* [JOB] State the number of lines with the string "programs" in them, and nothing else.

* [EXTRACTED RECORDS]
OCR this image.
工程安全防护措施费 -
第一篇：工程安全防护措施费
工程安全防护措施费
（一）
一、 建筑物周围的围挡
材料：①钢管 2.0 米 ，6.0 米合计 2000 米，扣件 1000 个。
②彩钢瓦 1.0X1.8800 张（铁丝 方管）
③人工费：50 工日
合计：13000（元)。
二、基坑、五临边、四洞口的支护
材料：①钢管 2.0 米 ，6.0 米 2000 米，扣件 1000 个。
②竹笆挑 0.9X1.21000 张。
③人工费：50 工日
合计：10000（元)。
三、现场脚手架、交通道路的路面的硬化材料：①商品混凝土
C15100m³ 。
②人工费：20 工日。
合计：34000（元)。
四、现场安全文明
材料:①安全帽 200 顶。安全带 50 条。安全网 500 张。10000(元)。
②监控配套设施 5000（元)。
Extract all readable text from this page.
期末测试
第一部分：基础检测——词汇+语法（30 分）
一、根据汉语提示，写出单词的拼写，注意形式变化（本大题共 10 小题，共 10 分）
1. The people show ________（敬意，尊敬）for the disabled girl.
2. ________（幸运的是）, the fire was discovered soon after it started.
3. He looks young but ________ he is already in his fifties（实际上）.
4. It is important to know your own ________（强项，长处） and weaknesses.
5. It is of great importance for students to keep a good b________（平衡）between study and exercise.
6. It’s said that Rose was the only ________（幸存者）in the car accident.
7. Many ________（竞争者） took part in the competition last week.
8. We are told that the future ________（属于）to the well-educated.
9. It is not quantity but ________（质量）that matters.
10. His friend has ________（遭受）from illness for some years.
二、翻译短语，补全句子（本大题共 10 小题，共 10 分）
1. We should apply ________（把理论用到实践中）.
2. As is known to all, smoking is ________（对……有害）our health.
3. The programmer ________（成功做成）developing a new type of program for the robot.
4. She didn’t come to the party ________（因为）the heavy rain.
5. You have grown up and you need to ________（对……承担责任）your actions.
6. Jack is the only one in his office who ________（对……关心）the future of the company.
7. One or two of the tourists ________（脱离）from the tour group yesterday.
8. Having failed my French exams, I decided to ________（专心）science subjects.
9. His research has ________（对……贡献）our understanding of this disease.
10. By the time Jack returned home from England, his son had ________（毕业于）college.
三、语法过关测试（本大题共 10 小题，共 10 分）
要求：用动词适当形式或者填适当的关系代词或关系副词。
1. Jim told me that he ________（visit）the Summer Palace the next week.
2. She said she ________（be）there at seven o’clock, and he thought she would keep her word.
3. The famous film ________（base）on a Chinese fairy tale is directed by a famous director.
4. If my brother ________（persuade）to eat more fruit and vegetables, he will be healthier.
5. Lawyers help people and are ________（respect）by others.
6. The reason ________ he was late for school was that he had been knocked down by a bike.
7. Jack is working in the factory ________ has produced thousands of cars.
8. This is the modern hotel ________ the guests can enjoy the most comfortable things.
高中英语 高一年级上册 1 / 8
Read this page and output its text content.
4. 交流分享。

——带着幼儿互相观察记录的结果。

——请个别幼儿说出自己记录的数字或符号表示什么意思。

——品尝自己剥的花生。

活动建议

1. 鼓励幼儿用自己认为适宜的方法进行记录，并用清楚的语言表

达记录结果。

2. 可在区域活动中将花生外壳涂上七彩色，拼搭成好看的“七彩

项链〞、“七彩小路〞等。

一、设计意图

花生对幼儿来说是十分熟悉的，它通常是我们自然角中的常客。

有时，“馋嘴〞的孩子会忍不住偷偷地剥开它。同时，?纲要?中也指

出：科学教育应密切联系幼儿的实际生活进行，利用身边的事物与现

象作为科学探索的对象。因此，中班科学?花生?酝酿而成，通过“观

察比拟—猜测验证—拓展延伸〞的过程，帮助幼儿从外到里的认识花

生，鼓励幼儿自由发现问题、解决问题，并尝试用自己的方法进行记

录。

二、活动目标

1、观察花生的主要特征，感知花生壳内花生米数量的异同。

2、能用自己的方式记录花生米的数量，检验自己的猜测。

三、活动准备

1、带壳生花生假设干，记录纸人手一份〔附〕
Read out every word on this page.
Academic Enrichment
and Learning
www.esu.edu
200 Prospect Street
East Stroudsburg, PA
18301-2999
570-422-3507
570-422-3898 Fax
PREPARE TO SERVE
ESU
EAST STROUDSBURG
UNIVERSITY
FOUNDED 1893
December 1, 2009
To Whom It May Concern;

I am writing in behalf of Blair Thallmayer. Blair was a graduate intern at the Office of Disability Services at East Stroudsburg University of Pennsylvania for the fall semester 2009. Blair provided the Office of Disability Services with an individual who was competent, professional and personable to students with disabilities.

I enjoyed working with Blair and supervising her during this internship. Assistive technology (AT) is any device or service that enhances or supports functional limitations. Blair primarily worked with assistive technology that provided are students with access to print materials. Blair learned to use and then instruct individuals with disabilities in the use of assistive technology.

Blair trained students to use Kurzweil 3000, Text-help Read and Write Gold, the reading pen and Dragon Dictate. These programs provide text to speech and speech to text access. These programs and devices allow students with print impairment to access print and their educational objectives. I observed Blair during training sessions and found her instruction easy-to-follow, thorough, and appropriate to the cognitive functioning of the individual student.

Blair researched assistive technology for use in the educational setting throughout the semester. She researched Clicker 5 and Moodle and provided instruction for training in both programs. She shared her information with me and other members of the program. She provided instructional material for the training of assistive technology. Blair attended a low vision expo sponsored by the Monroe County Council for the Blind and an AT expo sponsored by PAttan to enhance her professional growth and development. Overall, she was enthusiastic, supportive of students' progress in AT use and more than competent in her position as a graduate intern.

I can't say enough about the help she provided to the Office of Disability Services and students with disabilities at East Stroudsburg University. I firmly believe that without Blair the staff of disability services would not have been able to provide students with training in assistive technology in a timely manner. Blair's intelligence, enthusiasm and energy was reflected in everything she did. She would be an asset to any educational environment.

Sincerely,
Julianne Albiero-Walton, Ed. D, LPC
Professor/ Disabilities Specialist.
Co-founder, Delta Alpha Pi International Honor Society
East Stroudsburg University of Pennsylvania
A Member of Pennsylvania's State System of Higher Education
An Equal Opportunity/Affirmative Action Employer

* [RESULT BELOW] 2